--- Data shown ---
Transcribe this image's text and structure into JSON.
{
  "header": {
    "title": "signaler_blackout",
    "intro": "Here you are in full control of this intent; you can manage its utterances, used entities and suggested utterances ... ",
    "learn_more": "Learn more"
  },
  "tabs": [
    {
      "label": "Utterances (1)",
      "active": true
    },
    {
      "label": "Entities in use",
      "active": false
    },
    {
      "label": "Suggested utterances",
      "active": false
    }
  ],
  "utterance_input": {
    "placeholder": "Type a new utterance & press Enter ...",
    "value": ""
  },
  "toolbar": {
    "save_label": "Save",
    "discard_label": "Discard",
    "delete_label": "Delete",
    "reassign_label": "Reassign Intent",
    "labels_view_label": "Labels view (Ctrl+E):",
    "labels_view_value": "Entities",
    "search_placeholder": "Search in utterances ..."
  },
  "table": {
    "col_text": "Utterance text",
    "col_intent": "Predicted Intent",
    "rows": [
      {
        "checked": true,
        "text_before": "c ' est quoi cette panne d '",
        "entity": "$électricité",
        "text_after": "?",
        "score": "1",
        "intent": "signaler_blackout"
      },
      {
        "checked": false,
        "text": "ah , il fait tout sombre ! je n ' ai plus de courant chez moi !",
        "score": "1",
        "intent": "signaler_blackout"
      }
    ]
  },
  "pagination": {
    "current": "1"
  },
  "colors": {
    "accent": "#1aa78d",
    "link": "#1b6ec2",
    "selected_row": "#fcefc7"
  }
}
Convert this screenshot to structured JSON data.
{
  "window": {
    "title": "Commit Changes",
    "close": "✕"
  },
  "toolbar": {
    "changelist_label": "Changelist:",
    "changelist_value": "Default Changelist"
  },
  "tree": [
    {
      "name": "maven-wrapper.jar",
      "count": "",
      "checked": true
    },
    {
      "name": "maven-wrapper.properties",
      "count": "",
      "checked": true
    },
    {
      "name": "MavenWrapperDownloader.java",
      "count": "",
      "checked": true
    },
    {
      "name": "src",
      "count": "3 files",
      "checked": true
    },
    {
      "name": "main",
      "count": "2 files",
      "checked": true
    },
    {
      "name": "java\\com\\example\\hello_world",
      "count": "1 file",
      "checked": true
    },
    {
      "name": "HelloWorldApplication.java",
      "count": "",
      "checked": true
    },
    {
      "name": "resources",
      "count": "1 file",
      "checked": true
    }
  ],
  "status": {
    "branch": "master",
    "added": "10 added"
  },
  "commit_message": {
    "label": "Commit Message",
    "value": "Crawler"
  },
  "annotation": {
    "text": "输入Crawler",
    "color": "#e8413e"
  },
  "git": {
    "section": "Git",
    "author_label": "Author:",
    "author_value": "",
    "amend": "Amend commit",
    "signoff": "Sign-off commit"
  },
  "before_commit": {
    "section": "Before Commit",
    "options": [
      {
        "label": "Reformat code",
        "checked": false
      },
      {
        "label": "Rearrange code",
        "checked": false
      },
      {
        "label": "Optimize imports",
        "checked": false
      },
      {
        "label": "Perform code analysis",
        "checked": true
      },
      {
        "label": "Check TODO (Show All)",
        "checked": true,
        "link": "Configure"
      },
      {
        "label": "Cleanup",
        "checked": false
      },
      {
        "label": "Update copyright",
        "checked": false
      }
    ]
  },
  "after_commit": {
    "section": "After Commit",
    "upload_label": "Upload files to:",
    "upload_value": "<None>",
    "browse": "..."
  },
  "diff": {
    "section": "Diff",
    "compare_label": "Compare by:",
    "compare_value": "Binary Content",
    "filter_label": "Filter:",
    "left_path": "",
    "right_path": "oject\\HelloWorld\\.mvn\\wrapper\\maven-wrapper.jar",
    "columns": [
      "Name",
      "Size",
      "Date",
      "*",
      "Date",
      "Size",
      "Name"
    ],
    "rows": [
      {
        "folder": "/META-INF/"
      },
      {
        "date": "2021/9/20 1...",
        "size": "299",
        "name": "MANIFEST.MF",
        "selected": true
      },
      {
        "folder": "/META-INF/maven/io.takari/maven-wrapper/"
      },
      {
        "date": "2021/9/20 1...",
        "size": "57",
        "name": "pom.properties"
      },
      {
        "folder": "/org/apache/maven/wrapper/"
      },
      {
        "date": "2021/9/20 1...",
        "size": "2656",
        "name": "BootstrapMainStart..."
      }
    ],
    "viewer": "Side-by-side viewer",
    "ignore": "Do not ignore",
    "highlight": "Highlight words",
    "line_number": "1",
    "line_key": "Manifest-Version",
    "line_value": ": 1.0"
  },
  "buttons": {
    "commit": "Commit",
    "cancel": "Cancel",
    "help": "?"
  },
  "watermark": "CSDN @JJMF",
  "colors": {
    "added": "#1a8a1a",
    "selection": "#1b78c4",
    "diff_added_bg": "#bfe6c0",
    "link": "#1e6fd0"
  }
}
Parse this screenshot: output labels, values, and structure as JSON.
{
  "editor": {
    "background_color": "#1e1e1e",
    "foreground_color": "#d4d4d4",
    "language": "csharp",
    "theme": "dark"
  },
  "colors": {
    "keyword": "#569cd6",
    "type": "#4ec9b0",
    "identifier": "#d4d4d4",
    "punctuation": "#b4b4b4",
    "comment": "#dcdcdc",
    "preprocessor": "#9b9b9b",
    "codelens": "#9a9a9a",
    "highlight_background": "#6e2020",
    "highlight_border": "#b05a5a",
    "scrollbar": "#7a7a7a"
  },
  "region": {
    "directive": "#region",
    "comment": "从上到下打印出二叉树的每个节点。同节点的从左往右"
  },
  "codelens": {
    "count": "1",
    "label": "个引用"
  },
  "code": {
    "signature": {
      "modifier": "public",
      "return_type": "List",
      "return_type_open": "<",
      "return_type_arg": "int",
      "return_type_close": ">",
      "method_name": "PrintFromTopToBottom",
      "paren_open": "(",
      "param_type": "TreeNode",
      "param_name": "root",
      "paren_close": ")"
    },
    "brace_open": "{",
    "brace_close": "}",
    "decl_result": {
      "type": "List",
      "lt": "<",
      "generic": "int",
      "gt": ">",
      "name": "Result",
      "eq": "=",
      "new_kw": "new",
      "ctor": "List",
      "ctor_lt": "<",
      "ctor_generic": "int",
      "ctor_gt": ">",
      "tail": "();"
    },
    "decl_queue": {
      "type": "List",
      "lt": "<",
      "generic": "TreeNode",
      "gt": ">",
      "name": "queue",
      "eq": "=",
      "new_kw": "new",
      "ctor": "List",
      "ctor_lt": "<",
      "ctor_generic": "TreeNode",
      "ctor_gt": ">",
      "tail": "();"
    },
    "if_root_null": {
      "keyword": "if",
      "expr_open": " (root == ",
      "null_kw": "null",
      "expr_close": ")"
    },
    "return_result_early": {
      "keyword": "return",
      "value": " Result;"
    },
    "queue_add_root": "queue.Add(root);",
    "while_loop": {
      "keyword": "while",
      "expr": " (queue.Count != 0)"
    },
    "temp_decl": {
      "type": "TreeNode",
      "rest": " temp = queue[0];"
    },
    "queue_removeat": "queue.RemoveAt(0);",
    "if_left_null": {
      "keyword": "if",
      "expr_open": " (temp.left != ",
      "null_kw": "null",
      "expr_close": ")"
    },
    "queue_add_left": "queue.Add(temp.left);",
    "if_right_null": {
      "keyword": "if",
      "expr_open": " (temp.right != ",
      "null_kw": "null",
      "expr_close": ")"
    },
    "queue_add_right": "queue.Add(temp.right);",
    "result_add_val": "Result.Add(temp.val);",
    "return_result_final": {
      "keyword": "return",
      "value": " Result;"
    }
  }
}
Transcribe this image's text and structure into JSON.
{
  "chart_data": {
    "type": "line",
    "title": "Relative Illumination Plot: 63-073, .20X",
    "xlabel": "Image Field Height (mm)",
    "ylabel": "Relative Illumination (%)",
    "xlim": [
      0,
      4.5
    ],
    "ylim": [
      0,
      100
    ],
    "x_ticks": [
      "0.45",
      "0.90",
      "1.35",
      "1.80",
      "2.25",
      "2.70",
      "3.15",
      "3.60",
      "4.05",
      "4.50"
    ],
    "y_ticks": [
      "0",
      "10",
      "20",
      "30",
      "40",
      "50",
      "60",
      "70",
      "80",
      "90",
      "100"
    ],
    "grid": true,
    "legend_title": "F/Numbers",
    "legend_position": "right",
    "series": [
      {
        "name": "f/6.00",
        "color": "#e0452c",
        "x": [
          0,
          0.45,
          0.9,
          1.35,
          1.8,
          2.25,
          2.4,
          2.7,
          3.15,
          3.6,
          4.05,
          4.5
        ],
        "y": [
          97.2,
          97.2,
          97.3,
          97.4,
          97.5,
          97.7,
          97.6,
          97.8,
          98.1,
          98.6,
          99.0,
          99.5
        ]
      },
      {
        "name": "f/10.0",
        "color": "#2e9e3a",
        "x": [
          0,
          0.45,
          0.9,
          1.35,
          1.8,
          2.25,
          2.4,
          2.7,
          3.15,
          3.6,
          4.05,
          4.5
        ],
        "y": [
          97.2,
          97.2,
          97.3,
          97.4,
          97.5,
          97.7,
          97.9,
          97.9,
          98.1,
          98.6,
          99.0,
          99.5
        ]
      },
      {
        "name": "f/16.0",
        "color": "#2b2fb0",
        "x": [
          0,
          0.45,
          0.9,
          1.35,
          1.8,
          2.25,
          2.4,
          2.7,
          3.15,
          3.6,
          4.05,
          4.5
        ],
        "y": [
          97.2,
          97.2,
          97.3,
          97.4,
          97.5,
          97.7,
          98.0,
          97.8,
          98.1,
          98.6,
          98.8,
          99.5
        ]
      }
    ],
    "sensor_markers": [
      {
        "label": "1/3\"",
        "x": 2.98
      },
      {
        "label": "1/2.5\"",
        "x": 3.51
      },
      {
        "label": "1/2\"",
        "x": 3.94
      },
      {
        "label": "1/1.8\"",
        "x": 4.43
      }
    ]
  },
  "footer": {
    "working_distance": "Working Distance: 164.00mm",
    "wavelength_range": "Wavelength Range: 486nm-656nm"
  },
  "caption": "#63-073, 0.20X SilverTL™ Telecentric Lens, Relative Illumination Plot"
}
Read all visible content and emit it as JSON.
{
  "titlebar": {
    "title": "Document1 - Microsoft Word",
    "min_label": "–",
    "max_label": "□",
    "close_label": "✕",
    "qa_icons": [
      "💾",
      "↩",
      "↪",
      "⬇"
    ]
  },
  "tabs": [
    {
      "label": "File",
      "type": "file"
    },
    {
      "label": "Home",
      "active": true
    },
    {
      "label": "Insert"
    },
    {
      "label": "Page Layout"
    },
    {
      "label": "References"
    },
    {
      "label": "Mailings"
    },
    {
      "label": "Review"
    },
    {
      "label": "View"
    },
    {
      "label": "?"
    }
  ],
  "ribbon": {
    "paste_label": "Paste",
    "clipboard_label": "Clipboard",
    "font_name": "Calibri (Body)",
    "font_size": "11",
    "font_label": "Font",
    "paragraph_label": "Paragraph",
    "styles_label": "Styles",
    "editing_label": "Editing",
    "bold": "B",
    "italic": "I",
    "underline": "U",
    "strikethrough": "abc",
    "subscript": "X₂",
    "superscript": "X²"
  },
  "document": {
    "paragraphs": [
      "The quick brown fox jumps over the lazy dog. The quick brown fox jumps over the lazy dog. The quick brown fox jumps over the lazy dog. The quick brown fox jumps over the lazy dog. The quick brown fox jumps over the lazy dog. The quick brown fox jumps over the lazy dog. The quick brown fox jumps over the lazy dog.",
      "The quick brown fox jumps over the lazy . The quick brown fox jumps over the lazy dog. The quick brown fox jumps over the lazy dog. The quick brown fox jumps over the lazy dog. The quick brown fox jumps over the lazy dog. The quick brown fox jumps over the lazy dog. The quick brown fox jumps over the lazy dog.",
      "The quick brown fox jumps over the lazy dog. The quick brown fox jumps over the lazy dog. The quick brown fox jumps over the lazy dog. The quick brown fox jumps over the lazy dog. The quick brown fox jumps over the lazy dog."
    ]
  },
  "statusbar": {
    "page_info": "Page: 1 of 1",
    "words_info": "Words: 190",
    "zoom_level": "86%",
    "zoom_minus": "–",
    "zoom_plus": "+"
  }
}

--- Task description ---
Return all lines with the word "comment" in them.

--- Solution to this task ---
    "comment": "#dcdcdc",
    "comment": "从上到下打印出二叉树的每个节点。同节点的从左往右"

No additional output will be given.